_Exercise task:_
The entire listing is to be repeated verbatim.

_Task material:_

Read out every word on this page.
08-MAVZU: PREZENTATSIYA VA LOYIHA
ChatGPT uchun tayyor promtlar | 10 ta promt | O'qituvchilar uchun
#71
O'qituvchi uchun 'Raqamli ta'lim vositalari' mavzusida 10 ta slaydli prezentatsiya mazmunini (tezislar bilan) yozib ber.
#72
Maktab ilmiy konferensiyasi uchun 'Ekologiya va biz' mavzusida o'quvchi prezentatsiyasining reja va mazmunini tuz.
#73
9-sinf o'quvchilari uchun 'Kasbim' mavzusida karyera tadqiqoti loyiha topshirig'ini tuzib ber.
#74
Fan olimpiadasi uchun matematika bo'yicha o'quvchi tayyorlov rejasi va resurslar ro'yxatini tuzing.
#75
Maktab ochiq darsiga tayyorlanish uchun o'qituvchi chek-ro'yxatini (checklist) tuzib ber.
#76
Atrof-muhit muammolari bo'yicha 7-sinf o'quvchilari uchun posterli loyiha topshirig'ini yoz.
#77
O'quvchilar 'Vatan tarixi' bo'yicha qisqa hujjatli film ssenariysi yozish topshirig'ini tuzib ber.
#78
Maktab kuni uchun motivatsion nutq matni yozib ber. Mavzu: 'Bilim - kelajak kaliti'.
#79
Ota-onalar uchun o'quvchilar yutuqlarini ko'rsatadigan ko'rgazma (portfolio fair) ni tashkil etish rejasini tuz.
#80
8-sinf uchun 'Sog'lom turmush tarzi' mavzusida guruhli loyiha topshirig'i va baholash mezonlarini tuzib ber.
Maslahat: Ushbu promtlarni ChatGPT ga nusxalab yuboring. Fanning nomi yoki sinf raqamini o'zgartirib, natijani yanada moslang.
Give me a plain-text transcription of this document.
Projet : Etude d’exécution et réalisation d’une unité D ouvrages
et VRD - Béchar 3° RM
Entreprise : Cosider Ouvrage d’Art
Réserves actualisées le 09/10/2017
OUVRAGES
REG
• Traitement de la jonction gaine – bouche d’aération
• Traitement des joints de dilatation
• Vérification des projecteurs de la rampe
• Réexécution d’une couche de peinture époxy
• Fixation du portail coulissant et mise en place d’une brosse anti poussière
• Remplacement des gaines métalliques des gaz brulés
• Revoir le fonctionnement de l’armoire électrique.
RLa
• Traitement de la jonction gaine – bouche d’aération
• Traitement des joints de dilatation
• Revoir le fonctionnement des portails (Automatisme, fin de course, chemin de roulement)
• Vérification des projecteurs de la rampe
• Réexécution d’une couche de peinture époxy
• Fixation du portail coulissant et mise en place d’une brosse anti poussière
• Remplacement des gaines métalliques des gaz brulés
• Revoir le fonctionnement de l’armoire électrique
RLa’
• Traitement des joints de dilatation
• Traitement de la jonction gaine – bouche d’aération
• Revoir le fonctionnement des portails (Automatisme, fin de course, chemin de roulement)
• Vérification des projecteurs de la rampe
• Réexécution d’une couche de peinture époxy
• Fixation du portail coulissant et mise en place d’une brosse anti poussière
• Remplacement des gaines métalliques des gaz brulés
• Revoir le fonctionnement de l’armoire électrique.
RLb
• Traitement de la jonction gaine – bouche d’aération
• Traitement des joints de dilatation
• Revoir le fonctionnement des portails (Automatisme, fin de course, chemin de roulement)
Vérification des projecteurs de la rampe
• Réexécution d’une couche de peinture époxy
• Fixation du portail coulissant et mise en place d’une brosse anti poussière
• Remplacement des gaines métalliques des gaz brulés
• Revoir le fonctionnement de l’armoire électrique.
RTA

_Full answer:_
Read out every word on this page.
08-MAVZU: PREZENTATSIYA VA LOYIHA
ChatGPT uchun tayyor promtlar | 10 ta promt | O'qituvchilar uchun
#71
O'qituvchi uchun 'Raqamli ta'lim vositalari' mavzusida 10 ta slaydli prezentatsiya mazmunini (tezislar bilan) yozib ber.
#72
Maktab ilmiy konferensiyasi uchun 'Ekologiya va biz' mavzusida o'quvchi prezentatsiyasining reja va mazmunini tuz.
#73
9-sinf o'quvchilari uchun 'Kasbim' mavzusida karyera tadqiqoti loyiha topshirig'ini tuzib ber.
#74
Fan olimpiadasi uchun matematika bo'yicha o'quvchi tayyorlov rejasi va resurslar ro'yxatini tuzing.
#75
Maktab ochiq darsiga tayyorlanish uchun o'qituvchi chek-ro'yxatini (checklist) tuzib ber.
#76
Atrof-muhit muammolari bo'yicha 7-sinf o'quvchilari uchun posterli loyiha topshirig'ini yoz.
#77
O'quvchilar 'Vatan tarixi' bo'yicha qisqa hujjatli film ssenariysi yozish topshirig'ini tuzib ber.
#78
Maktab kuni uchun motivatsion nutq matni yozib ber. Mavzu: 'Bilim - kelajak kaliti'.
#79
Ota-onalar uchun o'quvchilar yutuqlarini ko'rsatadigan ko'rgazma (portfolio fair) ni tashkil etish rejasini tuz.
#80
8-sinf uchun 'Sog'lom turmush tarzi' mavzusida guruhli loyiha topshirig'i va baholash mezonlarini tuzib ber.
Maslahat: Ushbu promtlarni ChatGPT ga nusxalab yuboring. Fanning nomi yoki sinf raqamini o'zgartirib, natijani yanada moslang.
Give me a plain-text transcription of this document.
Projet : Etude d’exécution et réalisation d’une unité D ouvrages
et VRD - Béchar 3° RM
Entreprise : Cosider Ouvrage d’Art
Réserves actualisées le 09/10/2017
OUVRAGES
REG
• Traitement de la jonction gaine – bouche d’aération
• Traitement des joints de dilatation
• Vérification des projecteurs de la rampe
• Réexécution d’une couche de peinture époxy
• Fixation du portail coulissant et mise en place d’une brosse anti poussière
• Remplacement des gaines métalliques des gaz brulés
• Revoir le fonctionnement de l’armoire électrique.
RLa
• Traitement de la jonction gaine – bouche d’aération
• Traitement des joints de dilatation
• Revoir le fonctionnement des portails (Automatisme, fin de course, chemin de roulement)
• Vérification des projecteurs de la rampe
• Réexécution d’une couche de peinture époxy
• Fixation du portail coulissant et mise en place d’une brosse anti poussière
• Remplacement des gaines métalliques des gaz brulés
• Revoir le fonctionnement de l’armoire électrique
RLa’
• Traitement des joints de dilatation
• Traitement de la jonction gaine – bouche d’aération
• Revoir le fonctionnement des portails (Automatisme, fin de course, chemin de roulement)
• Vérification des projecteurs de la rampe
• Réexécution d’une couche de peinture époxy
• Fixation du portail coulissant et mise en place d’une brosse anti poussière
• Remplacement des gaines métalliques des gaz brulés
• Revoir le fonctionnement de l’armoire électrique.
RLb
• Traitement de la jonction gaine – bouche d’aération
• Traitement des joints de dilatation
• Revoir le fonctionnement des portails (Automatisme, fin de course, chemin de roulement)
Vérification des projecteurs de la rampe
• Réexécution d’une couche de peinture époxy
• Fixation du portail coulissant et mise en place d’une brosse anti poussière
• Remplacement des gaines métalliques des gaz brulés
• Revoir le fonctionnement de l’armoire électrique.
RTA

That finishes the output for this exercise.